| TASK DESCRIPTION |
Copy the lines below, changing every "COMPANY" to "ORGANIZATION" and leaving everything else the same.

| DATA SHOWN |
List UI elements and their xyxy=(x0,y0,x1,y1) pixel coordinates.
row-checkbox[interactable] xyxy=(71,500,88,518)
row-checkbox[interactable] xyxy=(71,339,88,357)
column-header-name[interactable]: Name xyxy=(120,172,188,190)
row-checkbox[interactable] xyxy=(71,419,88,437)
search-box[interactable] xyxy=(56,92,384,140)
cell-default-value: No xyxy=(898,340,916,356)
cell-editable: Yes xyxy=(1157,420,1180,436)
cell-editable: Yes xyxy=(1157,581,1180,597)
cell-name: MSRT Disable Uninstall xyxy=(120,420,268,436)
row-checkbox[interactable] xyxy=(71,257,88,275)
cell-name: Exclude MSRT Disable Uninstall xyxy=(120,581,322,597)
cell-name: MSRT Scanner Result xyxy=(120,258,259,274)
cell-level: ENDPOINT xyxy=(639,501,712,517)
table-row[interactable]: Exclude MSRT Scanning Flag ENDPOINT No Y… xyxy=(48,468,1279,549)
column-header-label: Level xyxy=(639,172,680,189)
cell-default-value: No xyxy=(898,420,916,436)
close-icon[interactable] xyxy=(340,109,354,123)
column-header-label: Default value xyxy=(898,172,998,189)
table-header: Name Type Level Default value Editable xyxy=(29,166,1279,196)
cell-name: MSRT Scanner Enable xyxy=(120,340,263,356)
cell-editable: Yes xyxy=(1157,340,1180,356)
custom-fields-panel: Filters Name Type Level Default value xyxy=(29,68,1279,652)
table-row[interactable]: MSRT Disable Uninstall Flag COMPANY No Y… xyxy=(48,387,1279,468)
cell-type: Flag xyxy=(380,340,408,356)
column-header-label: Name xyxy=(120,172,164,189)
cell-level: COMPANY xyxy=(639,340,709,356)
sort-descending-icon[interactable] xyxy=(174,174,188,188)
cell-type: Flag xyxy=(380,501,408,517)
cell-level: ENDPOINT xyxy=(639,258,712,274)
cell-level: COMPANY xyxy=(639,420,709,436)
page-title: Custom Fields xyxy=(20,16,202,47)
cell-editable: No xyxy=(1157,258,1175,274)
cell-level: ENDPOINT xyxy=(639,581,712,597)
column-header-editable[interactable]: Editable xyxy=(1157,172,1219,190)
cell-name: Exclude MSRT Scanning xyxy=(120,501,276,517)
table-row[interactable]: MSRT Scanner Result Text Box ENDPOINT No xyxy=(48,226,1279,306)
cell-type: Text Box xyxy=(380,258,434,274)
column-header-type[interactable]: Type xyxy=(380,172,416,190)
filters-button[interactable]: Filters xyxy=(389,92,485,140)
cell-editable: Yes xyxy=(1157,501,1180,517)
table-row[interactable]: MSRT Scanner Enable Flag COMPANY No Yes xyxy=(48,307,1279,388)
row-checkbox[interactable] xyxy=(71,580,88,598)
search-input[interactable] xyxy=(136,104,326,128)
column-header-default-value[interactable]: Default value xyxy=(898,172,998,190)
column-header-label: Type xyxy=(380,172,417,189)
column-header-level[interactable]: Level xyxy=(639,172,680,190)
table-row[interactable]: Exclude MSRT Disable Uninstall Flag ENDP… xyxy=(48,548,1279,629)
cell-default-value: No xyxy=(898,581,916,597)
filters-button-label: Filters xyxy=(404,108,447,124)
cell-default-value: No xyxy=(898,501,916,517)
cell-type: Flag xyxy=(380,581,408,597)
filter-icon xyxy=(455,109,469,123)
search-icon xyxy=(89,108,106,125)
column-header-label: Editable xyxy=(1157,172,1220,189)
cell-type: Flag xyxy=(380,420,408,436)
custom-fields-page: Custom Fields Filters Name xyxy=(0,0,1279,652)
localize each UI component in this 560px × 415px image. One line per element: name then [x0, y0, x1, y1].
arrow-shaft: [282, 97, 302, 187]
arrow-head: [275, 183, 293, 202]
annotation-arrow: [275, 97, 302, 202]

| RESPONSE TO THE TASK |
List UI elements and their xyxy=(x0,y0,x1,y1) pixel coordinates.
row-checkbox[interactable] xyxy=(71,500,88,518)
row-checkbox[interactable] xyxy=(71,339,88,357)
column-header-name[interactable]: Name xyxy=(120,172,188,190)
row-checkbox[interactable] xyxy=(71,419,88,437)
search-box[interactable] xyxy=(56,92,384,140)
cell-default-value: No xyxy=(898,340,916,356)
cell-editable: Yes xyxy=(1157,420,1180,436)
cell-editable: Yes xyxy=(1157,581,1180,597)
cell-name: MSRT Disable Uninstall xyxy=(120,420,268,436)
row-checkbox[interactable] xyxy=(71,257,88,275)
cell-name: Exclude MSRT Disable Uninstall xyxy=(120,581,322,597)
cell-name: MSRT Scanner Result xyxy=(120,258,259,274)
cell-level: ENDPOINT xyxy=(639,501,712,517)
table-row[interactable]: Exclude MSRT Scanning Flag ENDPOINT No Y… xyxy=(48,468,1279,549)
column-header-label: Level xyxy=(639,172,680,189)
cell-default-value: No xyxy=(898,420,916,436)
close-icon[interactable] xyxy=(340,109,354,123)
column-header-label: Default value xyxy=(898,172,998,189)
table-header: Name Type Level Default value Editable xyxy=(29,166,1279,196)
cell-name: MSRT Scanner Enable xyxy=(120,340,263,356)
cell-editable: Yes xyxy=(1157,340,1180,356)
custom-fields-panel: Filters Name Type Level Default value xyxy=(29,68,1279,652)
table-row[interactable]: MSRT Disable Uninstall Flag ORGANIZATION No Y… xyxy=(48,387,1279,468)
cell-type: Flag xyxy=(380,340,408,356)
column-header-label: Name xyxy=(120,172,164,189)
cell-level: ORGANIZATION xyxy=(639,340,709,356)
sort-descending-icon[interactable] xyxy=(174,174,188,188)
cell-type: Flag xyxy=(380,501,408,517)
cell-level: ENDPOINT xyxy=(639,258,712,274)
cell-level: ORGANIZATION xyxy=(639,420,709,436)
page-title: Custom Fields xyxy=(20,16,202,47)
cell-editable: No xyxy=(1157,258,1175,274)
cell-level: ENDPOINT xyxy=(639,581,712,597)
column-header-editable[interactable]: Editable xyxy=(1157,172,1219,190)
cell-name: Exclude MSRT Scanning xyxy=(120,501,276,517)
table-row[interactable]: MSRT Scanner Result Text Box ENDPOINT No xyxy=(48,226,1279,306)
cell-type: Text Box xyxy=(380,258,434,274)
column-header-type[interactable]: Type xyxy=(380,172,416,190)
filters-button[interactable]: Filters xyxy=(389,92,485,140)
cell-editable: Yes xyxy=(1157,501,1180,517)
table-row[interactable]: MSRT Scanner Enable Flag ORGANIZATION No Yes xyxy=(48,307,1279,388)
row-checkbox[interactable] xyxy=(71,580,88,598)
search-input[interactable] xyxy=(136,104,326,128)
column-header-default-value[interactable]: Default value xyxy=(898,172,998,190)
column-header-label: Type xyxy=(380,172,417,189)
column-header-level[interactable]: Level xyxy=(639,172,680,190)
table-row[interactable]: Exclude MSRT Disable Uninstall Flag ENDP… xyxy=(48,548,1279,629)
cell-default-value: No xyxy=(898,581,916,597)
filters-button-label: Filters xyxy=(404,108,447,124)
cell-default-value: No xyxy=(898,501,916,517)
cell-type: Flag xyxy=(380,581,408,597)
filter-icon xyxy=(455,109,469,123)
search-icon xyxy=(89,108,106,125)
column-header-label: Editable xyxy=(1157,172,1220,189)
cell-type: Flag xyxy=(380,420,408,436)
custom-fields-page: Custom Fields Filters Name xyxy=(0,0,1279,652)
localize each UI component in this 560px × 415px image. One line per element: name then [x0, y0, x1, y1].
arrow-shaft: [282, 97, 302, 187]
arrow-head: [275, 183, 293, 202]
annotation-arrow: [275, 97, 302, 202]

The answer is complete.